#### REQUIREMENT 1
From the forum thread about a marriage, retype word for word the part that opens with the words containing "## Blanca (Jul" and closes with "(Jan 11, 2010)".

====== SOURCE ======

# Was I wrong?



## choccoholic (Mar 16, 2010)

Been married for nearly 17 years but the last 10 have seen it deteriorate. I am the unhappy one and have tried to talk to my husband but he cuts the conversation short and tells me I'm being daft. Ended up seeking professional help and one of the suggestions made was we go back to the days when we were courting, had that great "butterflies in the stomach" feeling.

My problem is I never had that. I was fond of him yes but hand on heart was never besotted. So many friends, people I know felt this way about their respective partners and I feel like I'm abnormal because I didn't. 

Was I wrong in marrying him?


----------



## Blanca (Jul 25, 2008)

I think if you have made it 17 years then you must have done something right. 

and i think what the counselor was wrongfully assuming is that all couples are brought together by the "butterflies" feeling; which if you ask me is overrated. turns out is just one persons emotional psychosis projecting onto another. anyway, i think what your counselor was trying to say is, stir up the feeling that brought you to him in the first place. what made you want to be with him, what made you want to marry him? you could have chosen a lot of different men, why him? 

I think that is what the counselor was trying to bring out in you. it doesnt necessarily have to be the pseudo-love of the first months romance.


----------



## momof6girls (Jan 11, 2010)

======

#### REQUIREMENT 2
Repeat, unchanged, the lines of the listing below that start with the line containing "Give me the" and end with the line containing "point bbox=[430, 271, 440, 282]", including both of those lines.

====== DATA FOR THE TASK ======

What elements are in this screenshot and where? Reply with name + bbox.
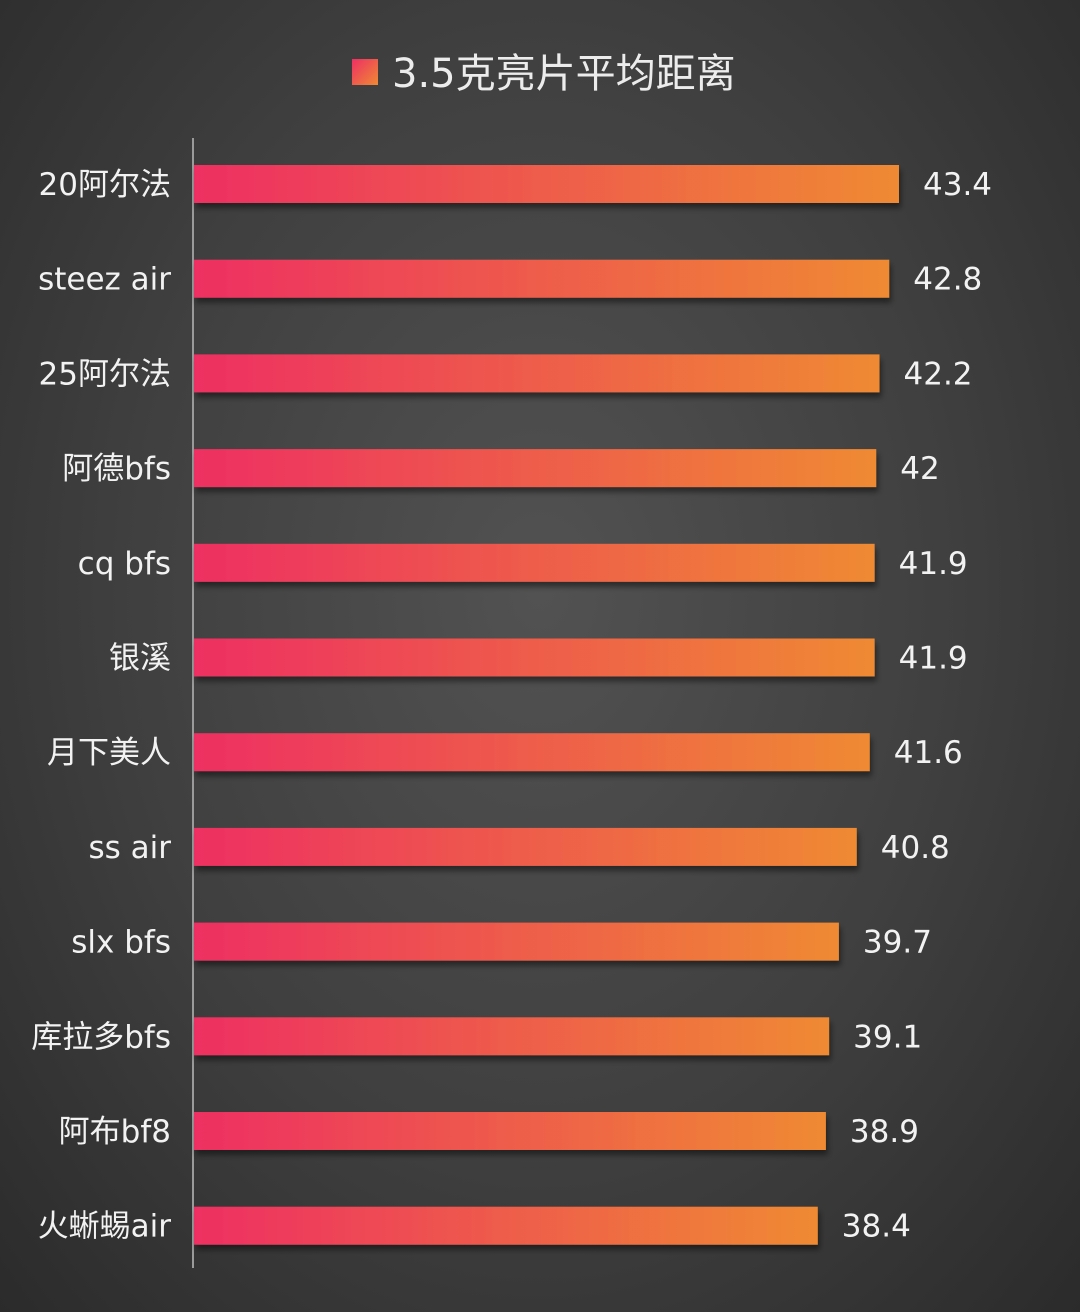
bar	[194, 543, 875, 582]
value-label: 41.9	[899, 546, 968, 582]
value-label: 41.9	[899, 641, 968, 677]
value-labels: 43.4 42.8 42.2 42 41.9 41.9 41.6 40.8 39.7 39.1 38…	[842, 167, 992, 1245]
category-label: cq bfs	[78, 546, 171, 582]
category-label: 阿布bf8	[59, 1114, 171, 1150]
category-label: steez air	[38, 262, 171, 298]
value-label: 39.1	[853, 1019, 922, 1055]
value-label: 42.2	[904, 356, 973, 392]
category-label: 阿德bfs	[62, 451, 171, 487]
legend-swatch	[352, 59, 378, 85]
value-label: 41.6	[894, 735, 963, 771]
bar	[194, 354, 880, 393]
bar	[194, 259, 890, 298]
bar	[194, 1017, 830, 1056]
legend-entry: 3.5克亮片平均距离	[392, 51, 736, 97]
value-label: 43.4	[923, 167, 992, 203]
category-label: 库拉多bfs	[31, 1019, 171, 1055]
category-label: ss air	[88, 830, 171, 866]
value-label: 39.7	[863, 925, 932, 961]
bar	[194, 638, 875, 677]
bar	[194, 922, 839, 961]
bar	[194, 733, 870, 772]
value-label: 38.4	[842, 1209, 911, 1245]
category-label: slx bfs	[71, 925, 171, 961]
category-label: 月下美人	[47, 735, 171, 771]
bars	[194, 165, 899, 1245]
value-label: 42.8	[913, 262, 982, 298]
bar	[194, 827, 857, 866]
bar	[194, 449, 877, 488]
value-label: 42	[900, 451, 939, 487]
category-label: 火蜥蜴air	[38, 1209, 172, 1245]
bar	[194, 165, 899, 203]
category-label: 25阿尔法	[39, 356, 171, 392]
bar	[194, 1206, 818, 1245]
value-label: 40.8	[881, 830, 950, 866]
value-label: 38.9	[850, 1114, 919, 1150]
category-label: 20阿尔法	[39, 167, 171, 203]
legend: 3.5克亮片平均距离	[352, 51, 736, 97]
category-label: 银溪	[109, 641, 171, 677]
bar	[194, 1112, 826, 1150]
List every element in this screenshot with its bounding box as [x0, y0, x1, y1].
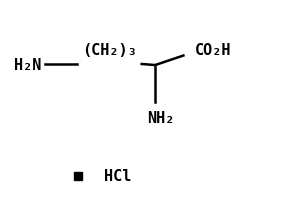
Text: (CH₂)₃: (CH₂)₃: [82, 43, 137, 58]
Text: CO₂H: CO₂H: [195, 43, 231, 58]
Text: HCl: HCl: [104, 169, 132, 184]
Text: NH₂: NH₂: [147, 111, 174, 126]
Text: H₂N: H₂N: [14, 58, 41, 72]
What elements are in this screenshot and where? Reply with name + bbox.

======
====== DATA FOR THE TASK ======

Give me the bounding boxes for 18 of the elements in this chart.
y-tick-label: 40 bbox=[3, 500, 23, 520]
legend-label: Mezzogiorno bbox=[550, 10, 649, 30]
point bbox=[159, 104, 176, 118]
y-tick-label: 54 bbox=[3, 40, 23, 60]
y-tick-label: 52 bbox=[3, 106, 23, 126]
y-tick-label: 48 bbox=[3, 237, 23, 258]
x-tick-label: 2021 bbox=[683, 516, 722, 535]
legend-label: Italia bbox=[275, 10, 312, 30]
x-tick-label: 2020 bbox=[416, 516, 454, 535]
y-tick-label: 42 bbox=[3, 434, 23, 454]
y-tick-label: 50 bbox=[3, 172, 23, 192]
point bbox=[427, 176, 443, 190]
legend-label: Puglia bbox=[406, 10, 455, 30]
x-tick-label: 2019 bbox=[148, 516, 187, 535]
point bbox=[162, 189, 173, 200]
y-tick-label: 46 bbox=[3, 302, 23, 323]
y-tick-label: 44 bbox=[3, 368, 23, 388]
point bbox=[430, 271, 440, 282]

======
====== DATA FOR THE TASK ======

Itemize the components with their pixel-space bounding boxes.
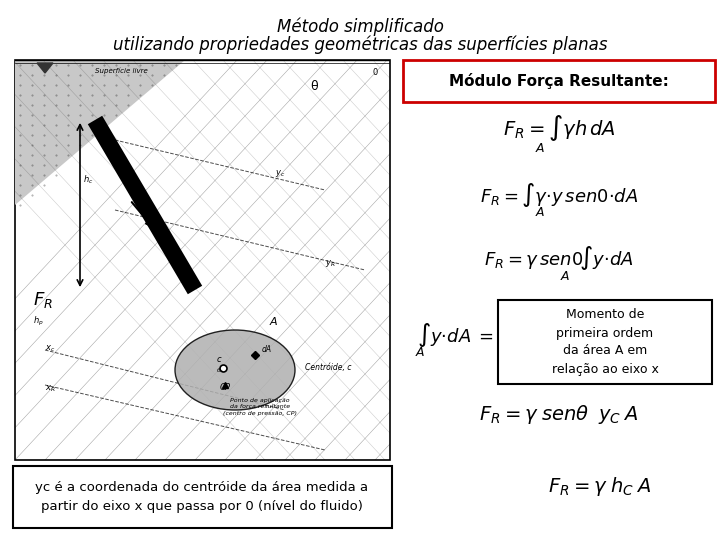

======

#### CORRECT OUTPUT 1
## Blanca (Jul 25, 2008)

I think if you have made it 17 years then you must have done something right. 

and i think what the counselor was wrongfully assuming is that all couples are brought together by the "butterflies" feeling; which if you ask me is overrated. turns out is just one persons emotional psychosis projecting onto another. anyway, i think what your counselor was trying to say is, stir up the feeling that brought you to him in the first place. what made you want to be with him, what made you want to marry him? you could have chosen a lot of different men, why him? 

I think that is what the counselor was trying to bring out in you. it doesnt necessarily have to be the pseudo-love of the first months romance.


----------



## momof6girls (Jan 11, 2010)

#### CORRECT OUTPUT 2
Give me the bounding boxes for 18 of the elements in this chart.
y-tick-label: 40 bbox=[3, 500, 23, 520]
legend-label: Mezzogiorno bbox=[550, 10, 649, 30]
point bbox=[159, 104, 176, 118]
y-tick-label: 54 bbox=[3, 40, 23, 60]
y-tick-label: 52 bbox=[3, 106, 23, 126]
y-tick-label: 48 bbox=[3, 237, 23, 258]
x-tick-label: 2021 bbox=[683, 516, 722, 535]
legend-label: Italia bbox=[275, 10, 312, 30]
x-tick-label: 2020 bbox=[416, 516, 454, 535]
y-tick-label: 42 bbox=[3, 434, 23, 454]
y-tick-label: 50 bbox=[3, 172, 23, 192]
point bbox=[427, 176, 443, 190]
legend-label: Puglia bbox=[406, 10, 455, 30]
x-tick-label: 2019 bbox=[148, 516, 187, 535]
point bbox=[162, 189, 173, 200]
y-tick-label: 46 bbox=[3, 302, 23, 323]
y-tick-label: 44 bbox=[3, 368, 23, 388]
point bbox=[430, 271, 440, 282]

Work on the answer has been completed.